◆ **EXERCISE**: Below are the entries; state how many of their lines contain the string "case", and nothing more.

◆ **Dataset listings of figures**:
────────

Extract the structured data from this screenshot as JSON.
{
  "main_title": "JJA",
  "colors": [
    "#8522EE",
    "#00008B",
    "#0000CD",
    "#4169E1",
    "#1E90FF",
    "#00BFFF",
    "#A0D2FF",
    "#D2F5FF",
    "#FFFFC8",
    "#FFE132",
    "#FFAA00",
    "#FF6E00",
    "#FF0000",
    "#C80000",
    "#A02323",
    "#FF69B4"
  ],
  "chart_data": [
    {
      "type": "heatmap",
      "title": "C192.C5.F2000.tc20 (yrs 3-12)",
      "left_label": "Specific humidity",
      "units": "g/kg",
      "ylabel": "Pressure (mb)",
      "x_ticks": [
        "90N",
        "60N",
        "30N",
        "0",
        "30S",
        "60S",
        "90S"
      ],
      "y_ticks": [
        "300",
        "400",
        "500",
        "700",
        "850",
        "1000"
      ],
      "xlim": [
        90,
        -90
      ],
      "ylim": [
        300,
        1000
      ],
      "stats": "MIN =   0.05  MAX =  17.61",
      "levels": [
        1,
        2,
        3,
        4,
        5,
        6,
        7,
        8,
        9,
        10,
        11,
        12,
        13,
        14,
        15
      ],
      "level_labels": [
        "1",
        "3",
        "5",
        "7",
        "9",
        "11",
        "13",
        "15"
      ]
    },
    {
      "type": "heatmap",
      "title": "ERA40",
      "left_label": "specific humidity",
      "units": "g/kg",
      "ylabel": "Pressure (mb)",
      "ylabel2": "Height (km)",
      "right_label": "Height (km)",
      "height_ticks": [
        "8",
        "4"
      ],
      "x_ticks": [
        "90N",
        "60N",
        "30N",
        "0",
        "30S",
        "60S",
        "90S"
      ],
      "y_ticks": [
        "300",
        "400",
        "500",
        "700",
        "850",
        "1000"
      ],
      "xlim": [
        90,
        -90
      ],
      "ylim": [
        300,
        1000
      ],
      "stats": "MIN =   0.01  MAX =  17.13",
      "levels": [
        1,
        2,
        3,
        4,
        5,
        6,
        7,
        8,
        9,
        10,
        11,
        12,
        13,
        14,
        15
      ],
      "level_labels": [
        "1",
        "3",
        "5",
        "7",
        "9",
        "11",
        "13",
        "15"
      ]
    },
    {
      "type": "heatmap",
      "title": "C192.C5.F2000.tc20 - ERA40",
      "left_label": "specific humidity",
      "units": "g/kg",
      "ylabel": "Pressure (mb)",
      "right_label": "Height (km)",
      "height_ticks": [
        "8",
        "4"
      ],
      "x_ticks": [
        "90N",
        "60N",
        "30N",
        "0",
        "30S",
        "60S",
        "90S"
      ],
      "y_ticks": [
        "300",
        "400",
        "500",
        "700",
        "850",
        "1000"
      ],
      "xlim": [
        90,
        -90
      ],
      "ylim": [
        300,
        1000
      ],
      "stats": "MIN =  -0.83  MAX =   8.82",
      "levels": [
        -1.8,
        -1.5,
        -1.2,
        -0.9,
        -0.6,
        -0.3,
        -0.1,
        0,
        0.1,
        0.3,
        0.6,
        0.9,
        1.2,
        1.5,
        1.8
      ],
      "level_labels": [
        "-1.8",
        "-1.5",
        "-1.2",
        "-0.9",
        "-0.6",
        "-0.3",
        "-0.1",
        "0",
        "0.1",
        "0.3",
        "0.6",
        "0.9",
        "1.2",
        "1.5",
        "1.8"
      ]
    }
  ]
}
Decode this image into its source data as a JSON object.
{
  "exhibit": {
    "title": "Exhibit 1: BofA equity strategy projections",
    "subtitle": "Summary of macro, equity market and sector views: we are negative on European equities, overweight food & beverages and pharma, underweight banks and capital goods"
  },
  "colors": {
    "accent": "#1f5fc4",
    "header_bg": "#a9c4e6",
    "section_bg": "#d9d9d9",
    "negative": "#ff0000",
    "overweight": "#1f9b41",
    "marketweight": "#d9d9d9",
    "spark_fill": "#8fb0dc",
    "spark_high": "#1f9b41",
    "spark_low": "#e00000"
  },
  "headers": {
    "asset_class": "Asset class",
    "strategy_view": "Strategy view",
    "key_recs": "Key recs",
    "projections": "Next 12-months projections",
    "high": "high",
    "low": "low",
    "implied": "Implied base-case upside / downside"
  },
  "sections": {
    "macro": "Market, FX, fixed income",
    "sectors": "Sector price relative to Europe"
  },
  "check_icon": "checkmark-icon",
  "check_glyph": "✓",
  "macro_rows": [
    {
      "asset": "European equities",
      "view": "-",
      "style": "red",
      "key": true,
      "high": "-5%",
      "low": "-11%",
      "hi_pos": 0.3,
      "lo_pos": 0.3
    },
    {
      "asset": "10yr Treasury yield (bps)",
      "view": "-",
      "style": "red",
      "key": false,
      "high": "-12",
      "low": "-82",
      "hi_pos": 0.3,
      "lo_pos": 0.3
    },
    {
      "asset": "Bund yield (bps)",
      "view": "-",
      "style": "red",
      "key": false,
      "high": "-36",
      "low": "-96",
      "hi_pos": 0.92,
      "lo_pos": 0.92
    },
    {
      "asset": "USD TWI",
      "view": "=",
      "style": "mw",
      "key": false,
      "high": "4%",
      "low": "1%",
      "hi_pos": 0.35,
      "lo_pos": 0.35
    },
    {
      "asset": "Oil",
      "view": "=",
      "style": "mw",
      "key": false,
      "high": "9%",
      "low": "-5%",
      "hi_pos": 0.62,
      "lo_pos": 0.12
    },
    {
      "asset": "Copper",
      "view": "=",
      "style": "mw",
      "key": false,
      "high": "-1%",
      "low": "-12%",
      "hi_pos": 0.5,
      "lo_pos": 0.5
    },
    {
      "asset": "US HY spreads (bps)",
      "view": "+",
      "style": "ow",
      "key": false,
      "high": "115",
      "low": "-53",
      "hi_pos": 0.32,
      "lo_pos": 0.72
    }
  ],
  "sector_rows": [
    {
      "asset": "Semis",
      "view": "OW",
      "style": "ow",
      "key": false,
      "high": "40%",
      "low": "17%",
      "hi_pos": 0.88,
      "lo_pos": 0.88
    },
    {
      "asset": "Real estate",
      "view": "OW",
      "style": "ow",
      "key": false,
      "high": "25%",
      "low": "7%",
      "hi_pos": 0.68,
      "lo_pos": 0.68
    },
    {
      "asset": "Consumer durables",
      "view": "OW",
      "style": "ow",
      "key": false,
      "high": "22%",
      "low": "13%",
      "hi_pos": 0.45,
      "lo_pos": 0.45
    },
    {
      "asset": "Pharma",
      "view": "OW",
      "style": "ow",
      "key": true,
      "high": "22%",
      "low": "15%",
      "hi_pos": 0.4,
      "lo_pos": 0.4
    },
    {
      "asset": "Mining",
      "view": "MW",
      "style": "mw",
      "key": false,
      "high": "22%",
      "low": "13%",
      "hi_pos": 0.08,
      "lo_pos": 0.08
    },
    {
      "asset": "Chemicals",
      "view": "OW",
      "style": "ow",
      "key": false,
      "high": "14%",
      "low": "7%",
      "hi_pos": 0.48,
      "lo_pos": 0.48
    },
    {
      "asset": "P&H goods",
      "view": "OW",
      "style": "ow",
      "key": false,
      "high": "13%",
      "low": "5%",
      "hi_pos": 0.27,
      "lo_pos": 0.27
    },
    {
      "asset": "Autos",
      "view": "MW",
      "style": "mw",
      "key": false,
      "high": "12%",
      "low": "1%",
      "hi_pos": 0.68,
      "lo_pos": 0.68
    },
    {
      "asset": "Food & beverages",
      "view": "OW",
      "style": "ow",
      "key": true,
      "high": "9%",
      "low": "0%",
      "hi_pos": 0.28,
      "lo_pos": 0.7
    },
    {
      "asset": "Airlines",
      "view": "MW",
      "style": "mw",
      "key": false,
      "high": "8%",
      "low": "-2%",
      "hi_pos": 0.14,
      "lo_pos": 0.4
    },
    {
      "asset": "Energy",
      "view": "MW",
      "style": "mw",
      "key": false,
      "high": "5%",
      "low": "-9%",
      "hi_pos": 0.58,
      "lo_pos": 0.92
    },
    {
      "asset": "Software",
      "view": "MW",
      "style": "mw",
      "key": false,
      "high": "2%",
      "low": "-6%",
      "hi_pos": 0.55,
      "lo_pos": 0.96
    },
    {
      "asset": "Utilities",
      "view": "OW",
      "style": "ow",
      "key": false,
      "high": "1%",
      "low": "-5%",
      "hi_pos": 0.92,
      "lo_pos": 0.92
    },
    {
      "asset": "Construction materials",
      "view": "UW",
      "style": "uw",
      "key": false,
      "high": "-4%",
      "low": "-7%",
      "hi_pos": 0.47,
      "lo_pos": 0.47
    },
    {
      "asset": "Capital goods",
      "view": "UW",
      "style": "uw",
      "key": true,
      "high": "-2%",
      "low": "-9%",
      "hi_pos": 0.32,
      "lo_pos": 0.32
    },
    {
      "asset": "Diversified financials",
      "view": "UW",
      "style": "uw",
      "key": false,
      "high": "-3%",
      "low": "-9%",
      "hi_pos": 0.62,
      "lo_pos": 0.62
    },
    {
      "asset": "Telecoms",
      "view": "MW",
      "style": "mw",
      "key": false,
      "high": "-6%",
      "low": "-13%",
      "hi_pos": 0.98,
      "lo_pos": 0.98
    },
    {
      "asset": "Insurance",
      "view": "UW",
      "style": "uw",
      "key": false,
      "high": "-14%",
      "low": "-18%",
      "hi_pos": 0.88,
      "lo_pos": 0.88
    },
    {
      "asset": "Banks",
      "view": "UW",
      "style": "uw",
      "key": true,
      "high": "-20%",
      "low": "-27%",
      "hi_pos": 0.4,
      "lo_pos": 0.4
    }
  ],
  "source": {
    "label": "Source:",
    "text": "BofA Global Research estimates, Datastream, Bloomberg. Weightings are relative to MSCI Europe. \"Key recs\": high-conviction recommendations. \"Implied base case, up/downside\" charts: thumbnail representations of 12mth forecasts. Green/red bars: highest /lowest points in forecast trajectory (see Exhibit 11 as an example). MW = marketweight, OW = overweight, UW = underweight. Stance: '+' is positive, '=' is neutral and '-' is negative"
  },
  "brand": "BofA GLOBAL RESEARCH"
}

────────

◆ **RESPONSE TO THE TASK**: 2